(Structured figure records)

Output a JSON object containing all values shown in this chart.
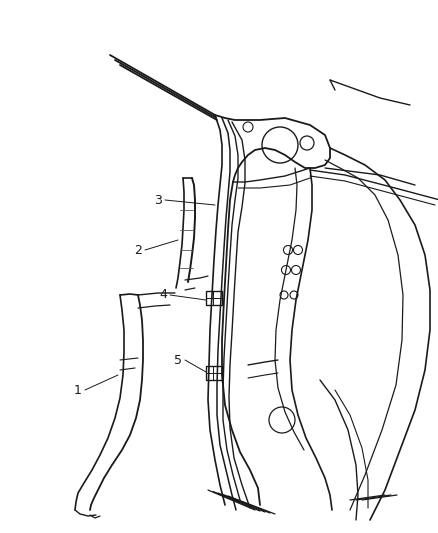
{
  "bg_color": "#ffffff",
  "line_color": "#1a1a1a",
  "fig_width": 4.38,
  "fig_height": 5.33,
  "dpi": 100,
  "label_fontsize": 9,
  "label_color": "#1a1a1a"
}
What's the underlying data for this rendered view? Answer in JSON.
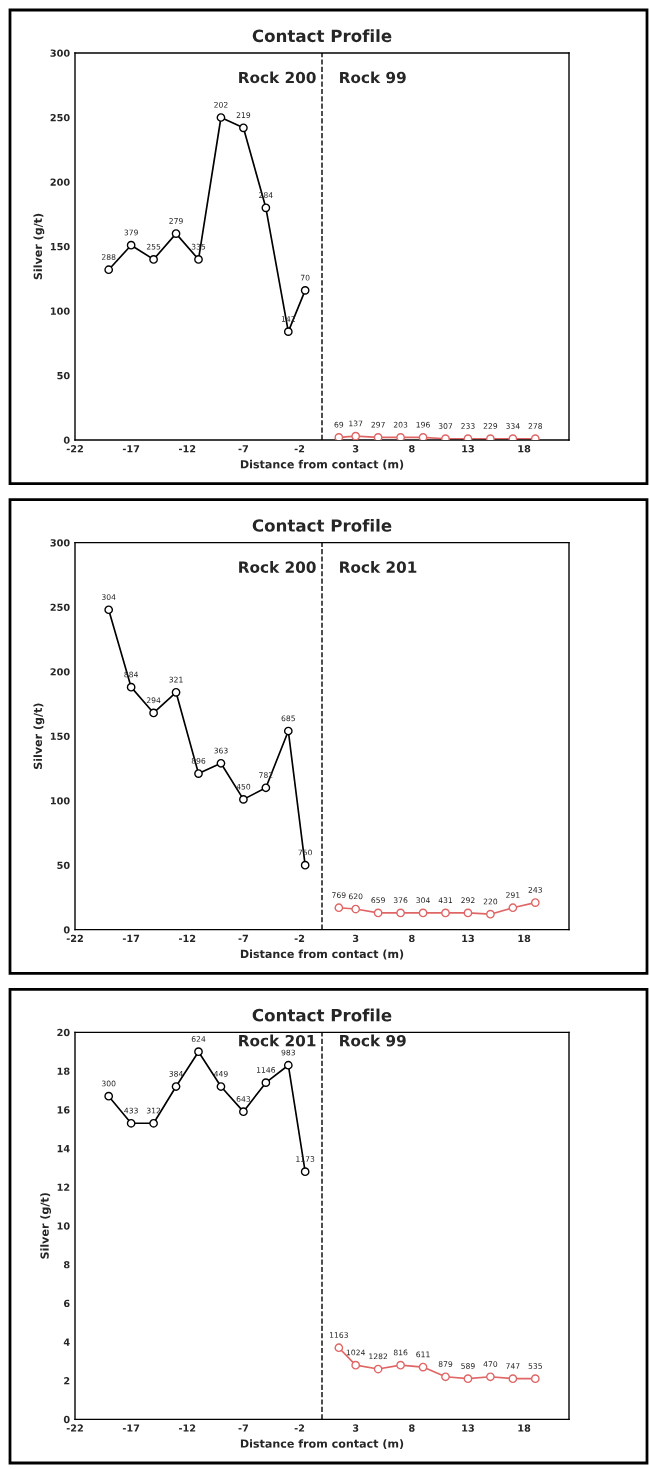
{
  "chart_data": [
    {
      "type": "line",
      "title": "Contact Profile",
      "xlabel": "Distance from contact (m)",
      "ylabel": "Silver (g/t)",
      "xlim": [
        -22,
        22
      ],
      "xticks": [
        -22,
        -17,
        -12,
        -7,
        -2,
        3,
        8,
        13,
        18
      ],
      "ylim": [
        0,
        300
      ],
      "yticks": [
        0,
        50,
        100,
        150,
        200,
        250,
        300
      ],
      "grid": false,
      "legend": false,
      "marker": "circle",
      "line_style": "solid",
      "ref_lines": [
        {
          "axis": "x",
          "value": 0,
          "color": "#000000",
          "line_style": "dashed"
        }
      ],
      "annotations": [
        {
          "text": "Rock 200",
          "x": 0,
          "y": 280
        },
        {
          "text": "Rock 99",
          "x": 0,
          "y": 280
        },
        {
          "text": "288",
          "x": -19,
          "y": 132
        },
        {
          "text": "379",
          "x": -17,
          "y": 151
        },
        {
          "text": "255",
          "x": -15,
          "y": 140
        },
        {
          "text": "279",
          "x": -13,
          "y": 160
        },
        {
          "text": "335",
          "x": -11,
          "y": 140
        },
        {
          "text": "202",
          "x": -9,
          "y": 250
        },
        {
          "text": "219",
          "x": -7,
          "y": 242
        },
        {
          "text": "284",
          "x": -5,
          "y": 180
        },
        {
          "text": "142",
          "x": -3,
          "y": 84
        },
        {
          "text": "70",
          "x": -1.5,
          "y": 116
        },
        {
          "text": "69",
          "x": 1.5,
          "y": 2
        },
        {
          "text": "137",
          "x": 3,
          "y": 3
        },
        {
          "text": "297",
          "x": 5,
          "y": 2
        },
        {
          "text": "203",
          "x": 7,
          "y": 2
        },
        {
          "text": "196",
          "x": 9,
          "y": 2
        },
        {
          "text": "307",
          "x": 11,
          "y": 1
        },
        {
          "text": "233",
          "x": 13,
          "y": 1
        },
        {
          "text": "229",
          "x": 15,
          "y": 1
        },
        {
          "text": "334",
          "x": 17,
          "y": 1
        },
        {
          "text": "278",
          "x": 19,
          "y": 1
        }
      ],
      "series": [
        {
          "color": "#000000",
          "x": [
            -19,
            -17,
            -15,
            -13,
            -11,
            -9,
            -7,
            -5,
            -3,
            -1.5
          ],
          "values": [
            132,
            151,
            140,
            160,
            140,
            250,
            242,
            180,
            84,
            116
          ]
        },
        {
          "color": "#e06666",
          "x": [
            1.5,
            3,
            5,
            7,
            9,
            11,
            13,
            15,
            17,
            19
          ],
          "values": [
            2,
            3,
            2,
            2,
            2,
            1,
            1,
            1,
            1,
            1
          ]
        }
      ]
    },
    {
      "type": "line",
      "title": "Contact Profile",
      "xlabel": "Distance from contact (m)",
      "ylabel": "Silver (g/t)",
      "xlim": [
        -22,
        22
      ],
      "xticks": [
        -22,
        -17,
        -12,
        -7,
        -2,
        3,
        8,
        13,
        18
      ],
      "ylim": [
        0,
        300
      ],
      "yticks": [
        0,
        50,
        100,
        150,
        200,
        250,
        300
      ],
      "grid": false,
      "legend": false,
      "marker": "circle",
      "line_style": "solid",
      "ref_lines": [
        {
          "axis": "x",
          "value": 0,
          "color": "#000000",
          "line_style": "dashed"
        }
      ],
      "annotations": [
        {
          "text": "Rock 200",
          "x": 0,
          "y": 280
        },
        {
          "text": "Rock 201",
          "x": 0,
          "y": 280
        },
        {
          "text": "304",
          "x": -19,
          "y": 248
        },
        {
          "text": "884",
          "x": -17,
          "y": 188
        },
        {
          "text": "294",
          "x": -15,
          "y": 168
        },
        {
          "text": "321",
          "x": -13,
          "y": 184
        },
        {
          "text": "896",
          "x": -11,
          "y": 121
        },
        {
          "text": "363",
          "x": -9,
          "y": 129
        },
        {
          "text": "450",
          "x": -7,
          "y": 101
        },
        {
          "text": "782",
          "x": -5,
          "y": 110
        },
        {
          "text": "685",
          "x": -3,
          "y": 154
        },
        {
          "text": "750",
          "x": -1.5,
          "y": 50
        },
        {
          "text": "769",
          "x": 1.5,
          "y": 17
        },
        {
          "text": "620",
          "x": 3,
          "y": 16
        },
        {
          "text": "659",
          "x": 5,
          "y": 13
        },
        {
          "text": "376",
          "x": 7,
          "y": 13
        },
        {
          "text": "304",
          "x": 9,
          "y": 13
        },
        {
          "text": "431",
          "x": 11,
          "y": 13
        },
        {
          "text": "292",
          "x": 13,
          "y": 13
        },
        {
          "text": "220",
          "x": 15,
          "y": 12
        },
        {
          "text": "291",
          "x": 17,
          "y": 17
        },
        {
          "text": "243",
          "x": 19,
          "y": 21
        }
      ],
      "series": [
        {
          "color": "#000000",
          "x": [
            -19,
            -17,
            -15,
            -13,
            -11,
            -9,
            -7,
            -5,
            -3,
            -1.5
          ],
          "values": [
            248,
            188,
            168,
            184,
            121,
            129,
            101,
            110,
            154,
            50
          ]
        },
        {
          "color": "#e06666",
          "x": [
            1.5,
            3,
            5,
            7,
            9,
            11,
            13,
            15,
            17,
            19
          ],
          "values": [
            17,
            16,
            13,
            13,
            13,
            13,
            13,
            12,
            17,
            21
          ]
        }
      ]
    },
    {
      "type": "line",
      "title": "Contact Profile",
      "xlabel": "Distance from contact (m)",
      "ylabel": "Silver (g/t)",
      "xlim": [
        -22,
        22
      ],
      "xticks": [
        -22,
        -17,
        -12,
        -7,
        -2,
        3,
        8,
        13,
        18
      ],
      "ylim": [
        0,
        20
      ],
      "yticks": [
        0,
        2,
        4,
        6,
        8,
        10,
        12,
        14,
        16,
        18,
        20
      ],
      "grid": false,
      "legend": false,
      "marker": "circle",
      "line_style": "solid",
      "ref_lines": [
        {
          "axis": "x",
          "value": 0,
          "color": "#000000",
          "line_style": "dashed"
        }
      ],
      "annotations": [
        {
          "text": "Rock 201",
          "x": 0,
          "y": 19.5
        },
        {
          "text": "Rock 99",
          "x": 0,
          "y": 19.5
        },
        {
          "text": "300",
          "x": -19,
          "y": 16.7
        },
        {
          "text": "433",
          "x": -17,
          "y": 15.3
        },
        {
          "text": "312",
          "x": -15,
          "y": 15.3
        },
        {
          "text": "384",
          "x": -13,
          "y": 17.2
        },
        {
          "text": "624",
          "x": -11,
          "y": 19.0
        },
        {
          "text": "449",
          "x": -9,
          "y": 17.2
        },
        {
          "text": "643",
          "x": -7,
          "y": 15.9
        },
        {
          "text": "1146",
          "x": -5,
          "y": 17.4
        },
        {
          "text": "983",
          "x": -3,
          "y": 18.3
        },
        {
          "text": "1173",
          "x": -1.5,
          "y": 12.8
        },
        {
          "text": "1163",
          "x": 1.5,
          "y": 3.7
        },
        {
          "text": "1024",
          "x": 3,
          "y": 2.8
        },
        {
          "text": "1282",
          "x": 5,
          "y": 2.6
        },
        {
          "text": "816",
          "x": 7,
          "y": 2.8
        },
        {
          "text": "611",
          "x": 9,
          "y": 2.7
        },
        {
          "text": "879",
          "x": 11,
          "y": 2.2
        },
        {
          "text": "589",
          "x": 13,
          "y": 2.1
        },
        {
          "text": "470",
          "x": 15,
          "y": 2.2
        },
        {
          "text": "747",
          "x": 17,
          "y": 2.1
        },
        {
          "text": "535",
          "x": 19,
          "y": 2.1
        }
      ],
      "series": [
        {
          "color": "#000000",
          "x": [
            -19,
            -17,
            -15,
            -13,
            -11,
            -9,
            -7,
            -5,
            -3,
            -1.5
          ],
          "values": [
            16.7,
            15.3,
            15.3,
            17.2,
            19.0,
            17.2,
            15.9,
            17.4,
            18.3,
            12.8
          ]
        },
        {
          "color": "#e06666",
          "x": [
            1.5,
            3,
            5,
            7,
            9,
            11,
            13,
            15,
            17,
            19
          ],
          "values": [
            3.7,
            2.8,
            2.6,
            2.8,
            2.7,
            2.2,
            2.1,
            2.2,
            2.1,
            2.1
          ]
        }
      ]
    }
  ]
}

GOAL OF THE EXERCISE: Go through the material above and copy each line that has the word "this".

WRITTEN RESPONSE:
Output a JSON object containing all values shown in this chart.
What's the underlying data for this rendered view? Answer in JSON.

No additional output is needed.